§ 引用文
____________
英国のディーラーは2025年までに100か所へ
中国の新興ブランド、大胆なBYDが英国市場へ参入した。だが、アット3は少し控えめ。同社が掲げる野心は非常に大きなものだが、実際のクルマは堅実的。ごく自然に走る、バッテリーEV(BEV)のファミリー・クロスオーバーだといえる。
【画像】今後の確実な礎になる BYDアット3 欧州の競合クラスのBEVと写真で比較 全113枚
BYDは1995年に創業した中国の技術メーカーで、バッテリーの製造で急拡大した。世界中で使われているスマートフォンやノートパソコンを動かすバッテリーは、BYD製であることが少なくない。コロナ渦で活躍したマスクも生産している。
得意とするバッテリー技術を応用し、自動車産業へ進出したのは20年前。2022年には190万台のクルマを製造するに至った。これにはBEVだけでなく、プラグイン・ハイブリッド(PHEV)も含まれる。驚くほどの勢いで成長し、確実に成功を掴んでいる。
中国市場に留まらず、世界市場への進出にも意欲的。気が付けば英国にも上陸し、2023年末に30店舗のディーラーを展開する予定を立てている。2025年までに、100か所へ増やすことが目標だという。
英国や日本では既にBYDの電動バスが走っているが、われわれに身近な量産車として先鋒を担うのが、今回試乗したアット3だ。中国市場では多様なモデルを販売する同社にあって、これは主力車種の1つに数えられる。日本での発売もスタートしている。
VW ID.4よりひと回り小さいサイズ 航続420km
クルマの基礎骨格をなすのは、BYDが独自に開発したBEV専用のアーキテクチャ、e-プラットフォーム3.0。駆動用バッテリーがフロア部分に敷き詰められた、いわゆるスケートボード構造を持つ。
____________
§ 提供資料
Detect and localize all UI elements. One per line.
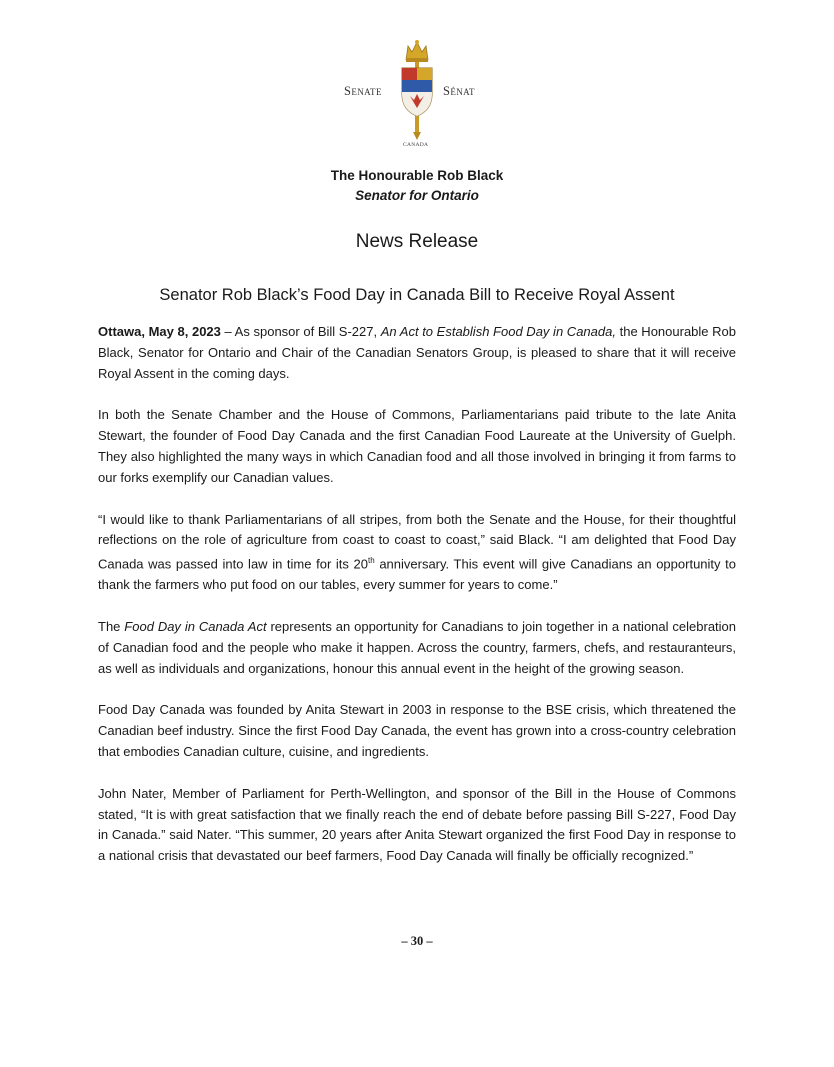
____________
§ 演習の課題
1. BYDアット3の記事によると、BYDは何年に創業しましたか。
2. BYDアット3の記事を最後の文から引き継ぎ、続きを書いてください。
資料は、BYDアット3の記事とは別に用意されたものです。

§ 解答
1. 1995年です。

2.
英国に導入されるトリムグレードは3段階だが、パワートレインの仕様は1種類のみ。203psの駆動用モーターが1基載り、航続距離は420km、電費効率は6.4km/kWhがうたわれる。
駆動用バッテリーは実容量で60.5kWhとなる、自社製のリン酸鉄リチウムイオンで、薄型のセルで構成されエネルギー密度が高い。技術企業として多元的に展開するだけあって、モーターや半導体なども自社でまかなえる強みを持つ。
今回の試乗では、5.1km/kWhという電費が示された。肌寒い天気で。充電能力はACで7kW。ミドルグレード以上では11kWへ上昇する。DC急速充電器には、最大88kWまで対応する。
ボディの見た目は従来的。サイズは全長が4455mm、全幅が1875mm、全高は1615mmで、フォルクスワーゲンID.4よりひと回り小さい。スタイリングは曲線的で、目立った個性は感じられないものの、景色には溶け込めると思う。
標準装備は充実している。ベースグレードのアクティブでも、シートヒーターにパノラミックサンルーフ、外部給電機能などが備わる。エネルギー効率を高めるため、エアコンにはヒートポンプ式が採用されている。
ポップな車内 至って普通な走りの印象
インテリアは、外観から想像する以上にモダンでポップ。最上級のデザイン・グレードを選ぶと、ダッシュボード中央に回転できる15.6インチのタッチモニターが据えられる。
インフォテインメント・システムのインターフェイスは理解しやすい。サブメニューへ入ることなく、主要な機能に辿り着ける点は好印象。タッチモニターとは別に、実際に押せるハードボタンによるショートカットキーも付く。音声認識システムも実装する。
メーターパネルも小ぶりなモニター式となり、鮮明で見やすい。主要な操作系のレイアウトに、不自然さはない。
エアコンの送風口は、例えが古いが、ジュークボックスのレコードが並んだ部分のよう。ドアパネル側のスピーカーには、ギターの弦のようなワイヤーが張られている。ドライブに飽きた子どもが、弾いて遊ぶ姿が思い浮かぶ。
リアシート側の空間は広い。荷室はクラスとしては小さめで、容量は440Lだ。
発進させてみると、BEVのファミリー・クロスオーバーらしく印象は至って普通。加速は充分に力強いが、息を呑むほどではない。ステアリングも、運転へドライバーを引き込むことはないものの、正確といえる。
回生ブレーキは、ドライブモードに応じて強さが変化する。アクセルペダルだけで発進から停止までまかなえる、ワンペダルドライブには対応していない。ブレーキペダルの踏み心地は淡白だ。
乗り心地は、傷んだ英国の路面でも良好。舗装の凹凸や剥がれた穴などの衝撃を、上手に均してくれていた。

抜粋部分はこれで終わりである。